▶ **Exercise material**:
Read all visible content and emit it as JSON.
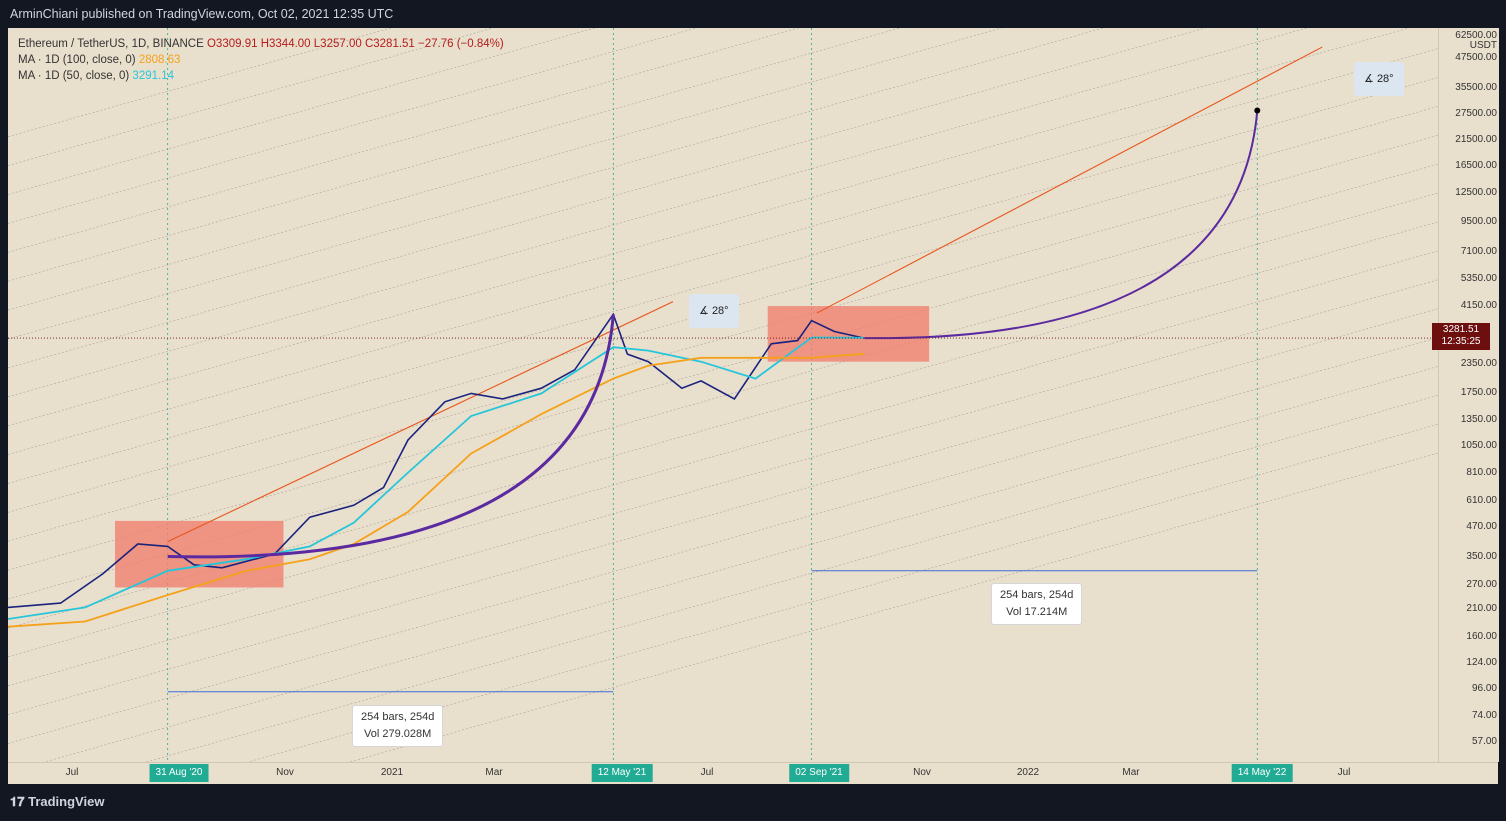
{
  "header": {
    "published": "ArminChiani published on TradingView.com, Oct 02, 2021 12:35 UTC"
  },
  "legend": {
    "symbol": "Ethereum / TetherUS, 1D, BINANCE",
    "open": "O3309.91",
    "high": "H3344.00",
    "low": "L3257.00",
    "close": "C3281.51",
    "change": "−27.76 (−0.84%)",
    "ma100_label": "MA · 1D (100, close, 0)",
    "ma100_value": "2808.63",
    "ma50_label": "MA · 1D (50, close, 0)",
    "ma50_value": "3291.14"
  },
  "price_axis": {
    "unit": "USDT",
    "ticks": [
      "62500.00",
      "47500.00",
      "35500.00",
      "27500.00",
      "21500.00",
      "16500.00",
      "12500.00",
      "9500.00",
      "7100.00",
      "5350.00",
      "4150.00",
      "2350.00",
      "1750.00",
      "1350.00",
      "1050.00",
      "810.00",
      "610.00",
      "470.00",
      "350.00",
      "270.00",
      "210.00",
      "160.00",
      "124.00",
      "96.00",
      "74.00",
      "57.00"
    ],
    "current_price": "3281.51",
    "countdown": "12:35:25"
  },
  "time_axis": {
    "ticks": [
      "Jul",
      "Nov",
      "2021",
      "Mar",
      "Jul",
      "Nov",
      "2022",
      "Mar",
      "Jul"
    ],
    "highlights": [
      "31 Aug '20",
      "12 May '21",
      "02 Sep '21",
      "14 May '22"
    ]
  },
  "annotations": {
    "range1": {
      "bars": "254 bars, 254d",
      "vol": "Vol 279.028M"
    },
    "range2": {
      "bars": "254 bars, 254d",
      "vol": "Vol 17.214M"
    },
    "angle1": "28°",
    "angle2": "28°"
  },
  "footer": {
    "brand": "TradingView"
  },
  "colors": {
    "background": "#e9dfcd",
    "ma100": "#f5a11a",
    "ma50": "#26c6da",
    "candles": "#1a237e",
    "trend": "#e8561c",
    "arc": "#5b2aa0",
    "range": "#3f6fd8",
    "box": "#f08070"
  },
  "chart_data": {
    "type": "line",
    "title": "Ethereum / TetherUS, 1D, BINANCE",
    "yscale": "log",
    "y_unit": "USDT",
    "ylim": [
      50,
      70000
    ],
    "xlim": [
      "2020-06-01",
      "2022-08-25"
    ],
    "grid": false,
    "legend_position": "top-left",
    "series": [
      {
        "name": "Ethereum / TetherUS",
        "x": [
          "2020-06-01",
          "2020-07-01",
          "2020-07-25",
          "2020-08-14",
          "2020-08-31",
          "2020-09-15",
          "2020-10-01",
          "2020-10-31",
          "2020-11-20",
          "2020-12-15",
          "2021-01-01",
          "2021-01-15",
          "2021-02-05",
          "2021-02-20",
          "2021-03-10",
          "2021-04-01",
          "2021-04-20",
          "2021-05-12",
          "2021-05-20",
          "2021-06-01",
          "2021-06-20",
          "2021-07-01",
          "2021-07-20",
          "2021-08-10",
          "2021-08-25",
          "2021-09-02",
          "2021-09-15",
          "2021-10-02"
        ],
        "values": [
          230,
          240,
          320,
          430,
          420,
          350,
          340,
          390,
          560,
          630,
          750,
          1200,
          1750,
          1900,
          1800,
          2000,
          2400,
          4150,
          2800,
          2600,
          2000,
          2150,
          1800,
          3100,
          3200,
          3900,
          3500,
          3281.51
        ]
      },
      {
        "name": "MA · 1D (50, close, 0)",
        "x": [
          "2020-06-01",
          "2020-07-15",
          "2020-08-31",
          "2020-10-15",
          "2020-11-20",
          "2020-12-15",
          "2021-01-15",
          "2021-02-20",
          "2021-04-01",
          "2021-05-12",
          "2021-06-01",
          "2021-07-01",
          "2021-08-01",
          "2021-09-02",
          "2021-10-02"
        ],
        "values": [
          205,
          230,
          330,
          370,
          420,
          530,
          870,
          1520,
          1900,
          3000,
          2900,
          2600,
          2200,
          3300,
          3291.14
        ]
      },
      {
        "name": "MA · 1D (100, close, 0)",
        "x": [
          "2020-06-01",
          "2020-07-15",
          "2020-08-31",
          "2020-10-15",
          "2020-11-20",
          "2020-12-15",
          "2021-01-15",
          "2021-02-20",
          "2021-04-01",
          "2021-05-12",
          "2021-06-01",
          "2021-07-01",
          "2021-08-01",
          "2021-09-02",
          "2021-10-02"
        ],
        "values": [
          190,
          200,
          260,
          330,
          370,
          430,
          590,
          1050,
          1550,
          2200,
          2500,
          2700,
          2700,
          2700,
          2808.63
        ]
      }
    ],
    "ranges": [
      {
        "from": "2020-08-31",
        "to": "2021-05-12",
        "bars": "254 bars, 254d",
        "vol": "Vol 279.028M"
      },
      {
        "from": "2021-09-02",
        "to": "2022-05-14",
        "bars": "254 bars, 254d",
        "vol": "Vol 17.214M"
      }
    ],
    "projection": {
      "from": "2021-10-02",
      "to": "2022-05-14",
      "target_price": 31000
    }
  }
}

---

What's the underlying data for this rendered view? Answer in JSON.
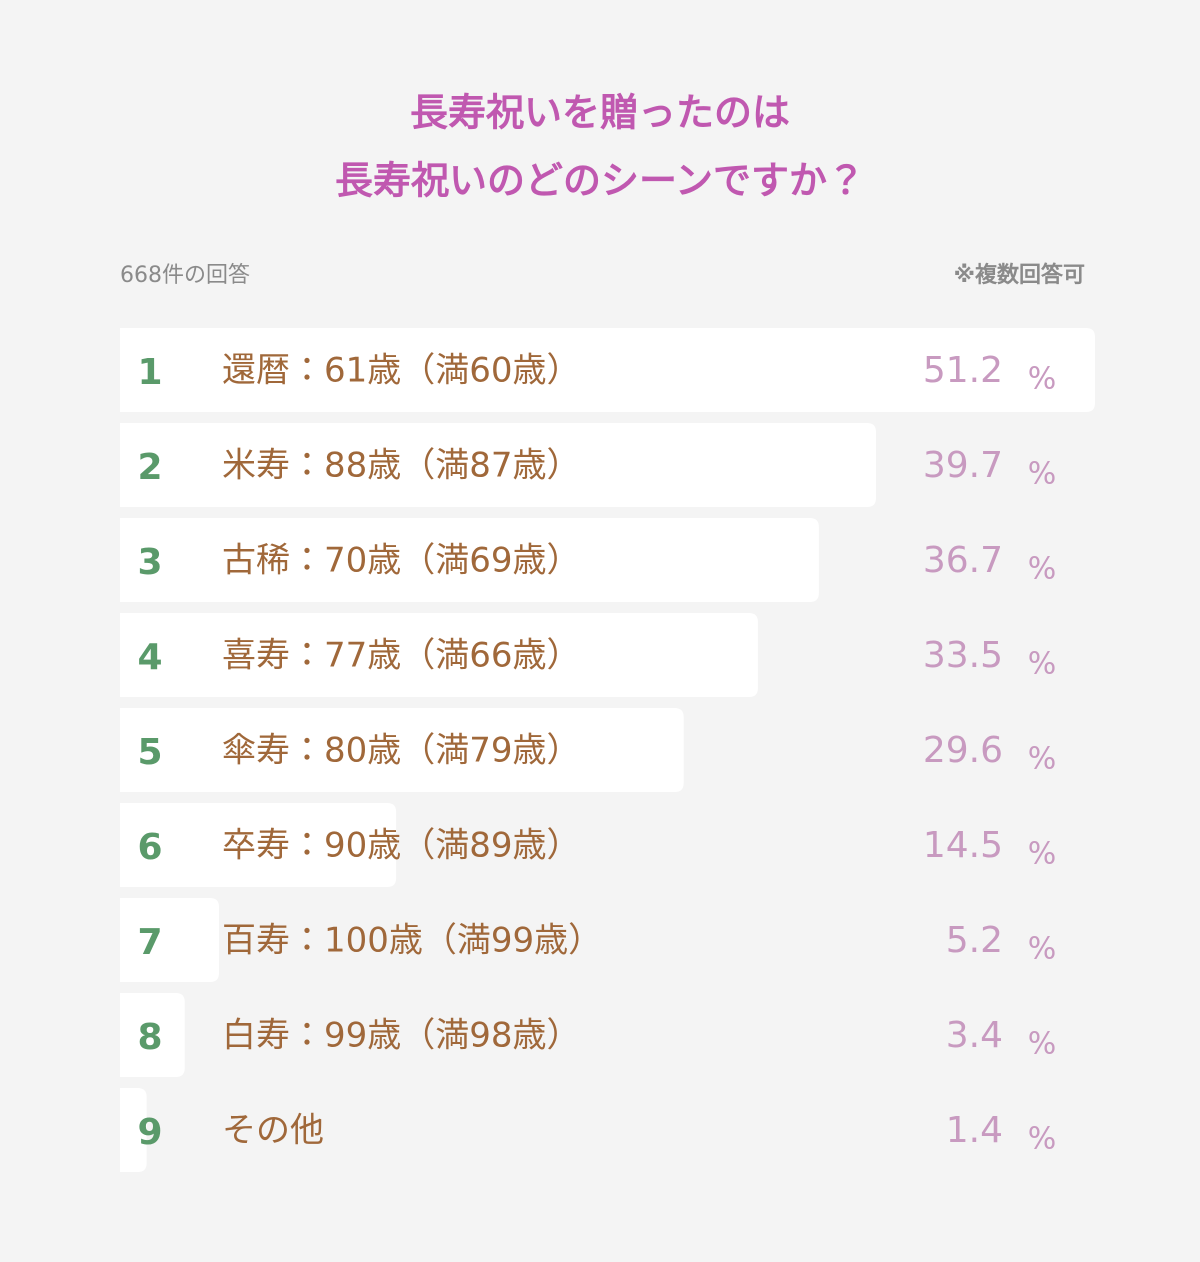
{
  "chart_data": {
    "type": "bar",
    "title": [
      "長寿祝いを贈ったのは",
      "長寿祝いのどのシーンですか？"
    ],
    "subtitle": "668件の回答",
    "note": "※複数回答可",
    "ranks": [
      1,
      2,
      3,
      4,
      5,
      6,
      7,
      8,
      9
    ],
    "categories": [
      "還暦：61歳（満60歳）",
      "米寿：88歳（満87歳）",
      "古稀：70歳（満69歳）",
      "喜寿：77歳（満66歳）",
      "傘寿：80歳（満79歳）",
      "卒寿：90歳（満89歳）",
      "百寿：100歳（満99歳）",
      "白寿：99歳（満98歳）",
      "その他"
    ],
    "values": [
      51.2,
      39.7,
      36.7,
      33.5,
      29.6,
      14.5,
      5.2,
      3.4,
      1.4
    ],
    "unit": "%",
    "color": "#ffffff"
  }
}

---

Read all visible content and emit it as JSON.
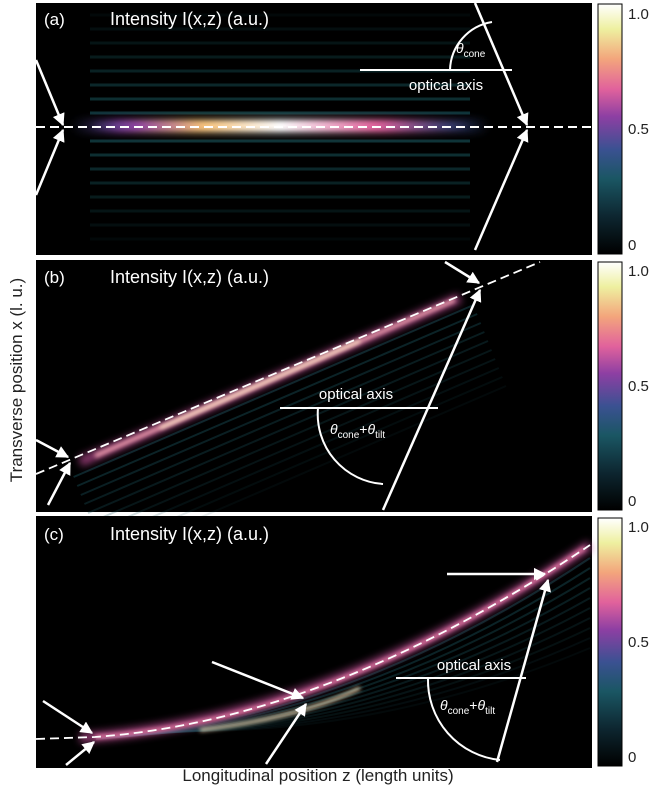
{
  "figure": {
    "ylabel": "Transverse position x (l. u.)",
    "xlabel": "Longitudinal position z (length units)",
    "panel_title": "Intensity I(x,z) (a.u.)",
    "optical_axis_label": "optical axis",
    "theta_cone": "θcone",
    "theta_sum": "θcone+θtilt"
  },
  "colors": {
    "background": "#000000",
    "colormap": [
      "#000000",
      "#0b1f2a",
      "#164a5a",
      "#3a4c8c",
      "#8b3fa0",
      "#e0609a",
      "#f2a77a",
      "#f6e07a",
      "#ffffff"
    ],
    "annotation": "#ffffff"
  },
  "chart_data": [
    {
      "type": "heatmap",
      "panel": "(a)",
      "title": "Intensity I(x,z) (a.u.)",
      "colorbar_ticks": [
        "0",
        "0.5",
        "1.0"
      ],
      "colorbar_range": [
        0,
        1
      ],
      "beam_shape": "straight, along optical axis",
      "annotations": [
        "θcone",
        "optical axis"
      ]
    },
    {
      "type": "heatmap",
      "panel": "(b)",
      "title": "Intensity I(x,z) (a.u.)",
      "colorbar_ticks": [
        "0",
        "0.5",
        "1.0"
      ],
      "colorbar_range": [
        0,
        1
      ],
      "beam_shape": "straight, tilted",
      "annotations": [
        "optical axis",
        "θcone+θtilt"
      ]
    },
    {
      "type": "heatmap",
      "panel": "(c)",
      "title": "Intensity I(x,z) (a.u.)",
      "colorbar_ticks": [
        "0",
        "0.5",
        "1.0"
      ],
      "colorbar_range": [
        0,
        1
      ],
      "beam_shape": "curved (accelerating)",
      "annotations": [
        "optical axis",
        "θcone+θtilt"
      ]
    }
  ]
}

▶ **Your task**:
From the entries above, return each line with the word "TetherUS" in it.

▶ **Response to the exercise**:
    "symbol": "Ethereum / TetherUS, 1D, BINANCE",
    "title": "Ethereum / TetherUS, 1D, BINANCE",
        "name": "Ethereum / TetherUS",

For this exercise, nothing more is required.